WRITTEN EXERCISE
Check every line of the entries that follow, and copy the ones containing "xlabel".

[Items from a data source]
***

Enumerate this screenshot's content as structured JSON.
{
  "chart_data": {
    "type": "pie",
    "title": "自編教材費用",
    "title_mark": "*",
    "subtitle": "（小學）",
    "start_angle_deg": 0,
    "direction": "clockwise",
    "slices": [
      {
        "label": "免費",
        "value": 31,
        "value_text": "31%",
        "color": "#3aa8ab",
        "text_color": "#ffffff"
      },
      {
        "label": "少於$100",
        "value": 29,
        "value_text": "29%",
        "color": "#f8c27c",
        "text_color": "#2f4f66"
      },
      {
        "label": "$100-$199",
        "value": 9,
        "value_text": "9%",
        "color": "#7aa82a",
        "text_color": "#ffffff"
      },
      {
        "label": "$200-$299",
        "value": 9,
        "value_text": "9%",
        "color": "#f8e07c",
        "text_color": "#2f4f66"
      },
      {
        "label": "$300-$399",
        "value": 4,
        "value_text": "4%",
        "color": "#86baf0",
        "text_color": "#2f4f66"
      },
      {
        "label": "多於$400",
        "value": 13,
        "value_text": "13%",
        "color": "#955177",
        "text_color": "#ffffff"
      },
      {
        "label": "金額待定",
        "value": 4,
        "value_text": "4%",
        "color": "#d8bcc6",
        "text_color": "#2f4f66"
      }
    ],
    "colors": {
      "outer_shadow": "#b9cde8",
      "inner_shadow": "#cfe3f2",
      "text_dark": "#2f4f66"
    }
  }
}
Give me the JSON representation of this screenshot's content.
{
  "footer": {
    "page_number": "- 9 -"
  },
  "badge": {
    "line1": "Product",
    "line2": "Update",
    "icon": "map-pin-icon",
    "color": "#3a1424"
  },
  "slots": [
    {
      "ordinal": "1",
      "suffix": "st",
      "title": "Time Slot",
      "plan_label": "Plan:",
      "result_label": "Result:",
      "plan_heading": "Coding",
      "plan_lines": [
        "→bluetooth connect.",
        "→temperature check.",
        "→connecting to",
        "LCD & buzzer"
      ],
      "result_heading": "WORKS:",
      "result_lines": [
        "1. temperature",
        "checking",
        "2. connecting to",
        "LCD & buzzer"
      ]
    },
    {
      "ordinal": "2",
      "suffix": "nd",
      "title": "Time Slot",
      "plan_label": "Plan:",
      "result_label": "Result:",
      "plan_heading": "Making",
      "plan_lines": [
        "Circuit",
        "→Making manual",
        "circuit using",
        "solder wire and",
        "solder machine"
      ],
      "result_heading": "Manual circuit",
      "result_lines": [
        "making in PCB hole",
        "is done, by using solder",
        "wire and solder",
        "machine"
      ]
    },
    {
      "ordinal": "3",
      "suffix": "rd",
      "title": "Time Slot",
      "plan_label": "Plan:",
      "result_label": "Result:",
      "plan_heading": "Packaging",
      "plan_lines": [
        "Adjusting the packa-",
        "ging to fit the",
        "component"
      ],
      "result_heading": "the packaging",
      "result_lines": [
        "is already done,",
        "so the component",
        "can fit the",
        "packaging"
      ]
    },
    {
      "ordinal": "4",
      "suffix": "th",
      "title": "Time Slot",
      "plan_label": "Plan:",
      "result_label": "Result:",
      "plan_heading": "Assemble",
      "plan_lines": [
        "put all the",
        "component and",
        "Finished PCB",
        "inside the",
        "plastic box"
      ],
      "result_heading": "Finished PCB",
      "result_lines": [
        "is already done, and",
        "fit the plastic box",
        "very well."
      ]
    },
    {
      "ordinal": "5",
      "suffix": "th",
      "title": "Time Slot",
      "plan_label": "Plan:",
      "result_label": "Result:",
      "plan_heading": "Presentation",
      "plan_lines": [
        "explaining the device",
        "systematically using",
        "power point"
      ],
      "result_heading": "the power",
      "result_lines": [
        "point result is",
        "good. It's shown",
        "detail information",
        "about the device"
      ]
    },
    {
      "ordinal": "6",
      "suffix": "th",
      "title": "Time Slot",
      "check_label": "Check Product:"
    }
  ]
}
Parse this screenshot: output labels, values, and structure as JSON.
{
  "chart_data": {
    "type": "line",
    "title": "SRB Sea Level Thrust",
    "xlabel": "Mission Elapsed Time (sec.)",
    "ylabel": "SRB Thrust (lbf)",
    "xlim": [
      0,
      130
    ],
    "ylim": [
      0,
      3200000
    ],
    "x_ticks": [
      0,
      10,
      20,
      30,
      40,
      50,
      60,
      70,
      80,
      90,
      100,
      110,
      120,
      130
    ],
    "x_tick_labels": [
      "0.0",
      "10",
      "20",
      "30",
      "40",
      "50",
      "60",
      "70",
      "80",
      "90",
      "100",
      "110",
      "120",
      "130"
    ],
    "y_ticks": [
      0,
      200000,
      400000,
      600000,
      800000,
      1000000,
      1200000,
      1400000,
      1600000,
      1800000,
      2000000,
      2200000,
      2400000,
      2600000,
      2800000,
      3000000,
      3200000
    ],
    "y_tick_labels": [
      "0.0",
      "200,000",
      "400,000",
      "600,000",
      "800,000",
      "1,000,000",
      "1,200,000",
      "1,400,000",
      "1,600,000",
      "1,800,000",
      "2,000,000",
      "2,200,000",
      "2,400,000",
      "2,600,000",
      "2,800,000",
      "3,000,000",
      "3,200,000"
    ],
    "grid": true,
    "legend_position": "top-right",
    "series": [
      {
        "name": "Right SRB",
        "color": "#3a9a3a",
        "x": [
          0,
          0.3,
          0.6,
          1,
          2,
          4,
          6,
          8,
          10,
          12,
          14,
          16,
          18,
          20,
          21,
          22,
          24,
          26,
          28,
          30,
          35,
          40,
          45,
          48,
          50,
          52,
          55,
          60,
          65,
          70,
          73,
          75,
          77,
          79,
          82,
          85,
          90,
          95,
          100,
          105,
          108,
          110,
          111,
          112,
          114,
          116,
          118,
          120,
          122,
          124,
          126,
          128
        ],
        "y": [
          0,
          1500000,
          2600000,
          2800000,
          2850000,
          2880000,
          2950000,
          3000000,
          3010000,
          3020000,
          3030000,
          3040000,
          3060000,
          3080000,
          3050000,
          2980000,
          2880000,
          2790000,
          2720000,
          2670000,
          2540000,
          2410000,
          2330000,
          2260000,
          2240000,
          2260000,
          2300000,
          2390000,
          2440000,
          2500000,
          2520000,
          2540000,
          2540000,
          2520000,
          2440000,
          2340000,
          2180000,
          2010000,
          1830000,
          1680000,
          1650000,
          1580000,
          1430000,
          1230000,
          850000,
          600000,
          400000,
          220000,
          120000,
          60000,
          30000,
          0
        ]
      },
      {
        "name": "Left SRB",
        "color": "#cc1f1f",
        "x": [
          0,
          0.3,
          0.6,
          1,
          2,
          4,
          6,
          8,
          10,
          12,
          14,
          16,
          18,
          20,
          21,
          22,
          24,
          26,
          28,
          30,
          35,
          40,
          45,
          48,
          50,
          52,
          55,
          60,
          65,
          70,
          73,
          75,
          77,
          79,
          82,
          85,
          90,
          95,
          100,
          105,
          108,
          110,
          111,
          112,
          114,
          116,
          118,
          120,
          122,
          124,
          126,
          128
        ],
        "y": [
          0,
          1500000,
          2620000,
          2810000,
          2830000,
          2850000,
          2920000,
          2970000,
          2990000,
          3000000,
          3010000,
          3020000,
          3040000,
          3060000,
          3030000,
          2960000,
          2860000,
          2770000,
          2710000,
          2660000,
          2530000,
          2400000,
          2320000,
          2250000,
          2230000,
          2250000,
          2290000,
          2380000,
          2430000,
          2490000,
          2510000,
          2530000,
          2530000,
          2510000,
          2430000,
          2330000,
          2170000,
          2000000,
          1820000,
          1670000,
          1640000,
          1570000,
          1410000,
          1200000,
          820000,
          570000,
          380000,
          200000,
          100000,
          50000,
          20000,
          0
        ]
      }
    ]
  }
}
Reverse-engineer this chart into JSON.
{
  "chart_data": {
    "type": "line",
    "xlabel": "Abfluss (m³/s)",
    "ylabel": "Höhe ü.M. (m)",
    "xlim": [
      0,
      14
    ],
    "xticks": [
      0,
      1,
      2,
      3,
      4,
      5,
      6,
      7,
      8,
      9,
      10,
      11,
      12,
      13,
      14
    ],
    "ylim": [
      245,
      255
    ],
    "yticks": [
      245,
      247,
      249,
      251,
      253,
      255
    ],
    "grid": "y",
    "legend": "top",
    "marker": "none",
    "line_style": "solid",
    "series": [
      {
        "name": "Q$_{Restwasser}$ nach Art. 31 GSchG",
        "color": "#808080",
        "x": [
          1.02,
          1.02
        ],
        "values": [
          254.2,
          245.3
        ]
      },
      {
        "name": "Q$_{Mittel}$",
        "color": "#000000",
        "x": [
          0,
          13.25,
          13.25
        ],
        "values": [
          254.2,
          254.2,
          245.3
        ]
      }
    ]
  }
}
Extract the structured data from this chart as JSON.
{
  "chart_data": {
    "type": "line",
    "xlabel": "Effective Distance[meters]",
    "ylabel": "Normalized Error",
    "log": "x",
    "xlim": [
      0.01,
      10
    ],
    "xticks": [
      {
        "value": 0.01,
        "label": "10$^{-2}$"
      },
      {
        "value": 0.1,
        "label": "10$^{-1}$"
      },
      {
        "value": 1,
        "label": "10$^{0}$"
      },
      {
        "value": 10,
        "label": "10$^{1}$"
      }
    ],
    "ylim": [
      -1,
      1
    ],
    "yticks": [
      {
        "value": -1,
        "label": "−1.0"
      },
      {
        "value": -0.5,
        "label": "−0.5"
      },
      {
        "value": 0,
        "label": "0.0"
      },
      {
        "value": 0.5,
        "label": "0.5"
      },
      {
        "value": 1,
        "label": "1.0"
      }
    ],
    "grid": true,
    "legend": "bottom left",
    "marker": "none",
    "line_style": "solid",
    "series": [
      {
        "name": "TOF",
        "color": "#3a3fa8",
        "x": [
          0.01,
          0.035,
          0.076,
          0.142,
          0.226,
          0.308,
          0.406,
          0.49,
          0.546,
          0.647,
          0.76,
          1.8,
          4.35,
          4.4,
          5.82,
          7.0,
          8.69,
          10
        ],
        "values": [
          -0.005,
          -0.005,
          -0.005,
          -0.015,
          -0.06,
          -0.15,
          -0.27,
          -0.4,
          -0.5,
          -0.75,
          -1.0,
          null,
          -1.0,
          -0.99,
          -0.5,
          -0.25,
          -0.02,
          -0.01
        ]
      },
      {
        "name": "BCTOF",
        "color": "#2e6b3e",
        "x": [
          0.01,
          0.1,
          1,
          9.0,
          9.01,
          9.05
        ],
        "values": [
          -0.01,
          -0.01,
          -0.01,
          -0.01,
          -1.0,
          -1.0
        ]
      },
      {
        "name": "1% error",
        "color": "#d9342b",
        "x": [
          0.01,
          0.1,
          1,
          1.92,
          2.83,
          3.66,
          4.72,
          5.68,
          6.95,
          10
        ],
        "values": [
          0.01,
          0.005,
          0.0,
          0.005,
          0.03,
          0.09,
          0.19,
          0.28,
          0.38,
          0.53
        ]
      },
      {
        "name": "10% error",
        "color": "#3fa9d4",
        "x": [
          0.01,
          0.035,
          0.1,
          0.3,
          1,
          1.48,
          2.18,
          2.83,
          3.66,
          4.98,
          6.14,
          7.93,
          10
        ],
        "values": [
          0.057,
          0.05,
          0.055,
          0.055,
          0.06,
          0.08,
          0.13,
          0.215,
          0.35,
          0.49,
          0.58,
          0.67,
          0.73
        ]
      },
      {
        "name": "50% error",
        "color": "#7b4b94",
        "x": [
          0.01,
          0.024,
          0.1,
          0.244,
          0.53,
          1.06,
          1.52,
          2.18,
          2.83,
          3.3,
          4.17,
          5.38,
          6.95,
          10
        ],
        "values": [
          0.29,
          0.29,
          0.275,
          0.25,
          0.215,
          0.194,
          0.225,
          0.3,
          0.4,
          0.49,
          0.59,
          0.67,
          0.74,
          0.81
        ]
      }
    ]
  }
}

***

RESULT OF THE EXERCISE
    "xlabel": "Mission Elapsed Time (sec.)",
    "xlabel": "Abfluss (m³/s)",
    "xlabel": "Effective Distance[meters]",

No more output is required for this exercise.